▶ STATED PROBLEM
Can the data below be set down again exactly, line for line?

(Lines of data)

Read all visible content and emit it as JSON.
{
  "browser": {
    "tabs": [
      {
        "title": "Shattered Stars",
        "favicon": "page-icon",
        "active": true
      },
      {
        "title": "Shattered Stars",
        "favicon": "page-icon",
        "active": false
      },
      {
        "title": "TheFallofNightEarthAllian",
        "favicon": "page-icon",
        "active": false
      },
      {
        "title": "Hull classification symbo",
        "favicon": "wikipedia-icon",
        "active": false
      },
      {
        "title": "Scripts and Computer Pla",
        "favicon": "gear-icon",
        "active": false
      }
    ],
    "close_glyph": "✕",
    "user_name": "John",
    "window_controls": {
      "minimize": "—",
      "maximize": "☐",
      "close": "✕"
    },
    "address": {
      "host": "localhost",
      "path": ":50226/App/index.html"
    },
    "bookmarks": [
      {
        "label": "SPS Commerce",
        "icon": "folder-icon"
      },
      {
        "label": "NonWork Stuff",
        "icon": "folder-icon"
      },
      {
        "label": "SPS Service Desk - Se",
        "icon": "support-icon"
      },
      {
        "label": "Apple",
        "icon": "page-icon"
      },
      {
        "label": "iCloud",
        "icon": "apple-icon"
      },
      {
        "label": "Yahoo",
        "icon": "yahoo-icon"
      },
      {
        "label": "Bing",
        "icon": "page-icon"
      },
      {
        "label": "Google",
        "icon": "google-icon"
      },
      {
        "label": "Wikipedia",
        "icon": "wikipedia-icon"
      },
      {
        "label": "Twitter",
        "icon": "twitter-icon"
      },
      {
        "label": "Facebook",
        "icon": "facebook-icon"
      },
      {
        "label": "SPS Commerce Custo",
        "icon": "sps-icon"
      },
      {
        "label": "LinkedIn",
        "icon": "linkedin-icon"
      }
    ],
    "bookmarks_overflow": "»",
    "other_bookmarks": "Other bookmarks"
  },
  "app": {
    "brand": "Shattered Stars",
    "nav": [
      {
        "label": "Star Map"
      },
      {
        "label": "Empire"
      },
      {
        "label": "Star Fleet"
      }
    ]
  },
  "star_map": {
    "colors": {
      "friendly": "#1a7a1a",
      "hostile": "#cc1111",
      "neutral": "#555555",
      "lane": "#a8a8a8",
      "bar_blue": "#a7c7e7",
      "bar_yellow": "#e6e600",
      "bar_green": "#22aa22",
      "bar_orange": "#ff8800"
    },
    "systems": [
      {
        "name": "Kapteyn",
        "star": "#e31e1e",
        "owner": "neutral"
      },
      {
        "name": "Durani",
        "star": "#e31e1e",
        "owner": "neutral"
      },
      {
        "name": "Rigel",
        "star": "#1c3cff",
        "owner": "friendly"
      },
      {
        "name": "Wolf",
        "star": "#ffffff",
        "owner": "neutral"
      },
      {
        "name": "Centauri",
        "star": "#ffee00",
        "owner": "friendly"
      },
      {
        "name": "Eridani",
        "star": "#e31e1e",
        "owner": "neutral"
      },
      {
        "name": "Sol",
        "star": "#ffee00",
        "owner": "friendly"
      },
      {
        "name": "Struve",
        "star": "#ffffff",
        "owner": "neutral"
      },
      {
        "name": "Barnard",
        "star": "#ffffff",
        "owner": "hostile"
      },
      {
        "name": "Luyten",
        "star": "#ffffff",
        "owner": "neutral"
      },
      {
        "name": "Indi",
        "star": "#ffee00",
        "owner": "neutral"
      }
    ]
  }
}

▶ EXERCISE RESPONSE
Read all visible content and emit it as JSON.
{
  "browser": {
    "tabs": [
      {
        "title": "Shattered Stars",
        "favicon": "page-icon",
        "active": true
      },
      {
        "title": "Shattered Stars",
        "favicon": "page-icon",
        "active": false
      },
      {
        "title": "TheFallofNightEarthAllian",
        "favicon": "page-icon",
        "active": false
      },
      {
        "title": "Hull classification symbo",
        "favicon": "wikipedia-icon",
        "active": false
      },
      {
        "title": "Scripts and Computer Pla",
        "favicon": "gear-icon",
        "active": false
      }
    ],
    "close_glyph": "✕",
    "user_name": "John",
    "window_controls": {
      "minimize": "—",
      "maximize": "☐",
      "close": "✕"
    },
    "address": {
      "host": "localhost",
      "path": ":50226/App/index.html"
    },
    "bookmarks": [
      {
        "label": "SPS Commerce",
        "icon": "folder-icon"
      },
      {
        "label": "NonWork Stuff",
        "icon": "folder-icon"
      },
      {
        "label": "SPS Service Desk - Se",
        "icon": "support-icon"
      },
      {
        "label": "Apple",
        "icon": "page-icon"
      },
      {
        "label": "iCloud",
        "icon": "apple-icon"
      },
      {
        "label": "Yahoo",
        "icon": "yahoo-icon"
      },
      {
        "label": "Bing",
        "icon": "page-icon"
      },
      {
        "label": "Google",
        "icon": "google-icon"
      },
      {
        "label": "Wikipedia",
        "icon": "wikipedia-icon"
      },
      {
        "label": "Twitter",
        "icon": "twitter-icon"
      },
      {
        "label": "Facebook",
        "icon": "facebook-icon"
      },
      {
        "label": "SPS Commerce Custo",
        "icon": "sps-icon"
      },
      {
        "label": "LinkedIn",
        "icon": "linkedin-icon"
      }
    ],
    "bookmarks_overflow": "»",
    "other_bookmarks": "Other bookmarks"
  },
  "app": {
    "brand": "Shattered Stars",
    "nav": [
      {
        "label": "Star Map"
      },
      {
        "label": "Empire"
      },
      {
        "label": "Star Fleet"
      }
    ]
  },
  "star_map": {
    "colors": {
      "friendly": "#1a7a1a",
      "hostile": "#cc1111",
      "neutral": "#555555",
      "lane": "#a8a8a8",
      "bar_blue": "#a7c7e7",
      "bar_yellow": "#e6e600",
      "bar_green": "#22aa22",
      "bar_orange": "#ff8800"
    },
    "systems": [
      {
        "name": "Kapteyn",
        "star": "#e31e1e",
        "owner": "neutral"
      },
      {
        "name": "Durani",
        "star": "#e31e1e",
        "owner": "neutral"
      },
      {
        "name": "Rigel",
        "star": "#1c3cff",
        "owner": "friendly"
      },
      {
        "name": "Wolf",
        "star": "#ffffff",
        "owner": "neutral"
      },
      {
        "name": "Centauri",
        "star": "#ffee00",
        "owner": "friendly"
      },
      {
        "name": "Eridani",
        "star": "#e31e1e",
        "owner": "neutral"
      },
      {
        "name": "Sol",
        "star": "#ffee00",
        "owner": "friendly"
      },
      {
        "name": "Struve",
        "star": "#ffffff",
        "owner": "neutral"
      },
      {
        "name": "Barnard",
        "star": "#ffffff",
        "owner": "hostile"
      },
      {
        "name": "Luyten",
        "star": "#ffffff",
        "owner": "neutral"
      },
      {
        "name": "Indi",
        "star": "#ffee00",
        "owner": "neutral"
      }
    ]
  }
}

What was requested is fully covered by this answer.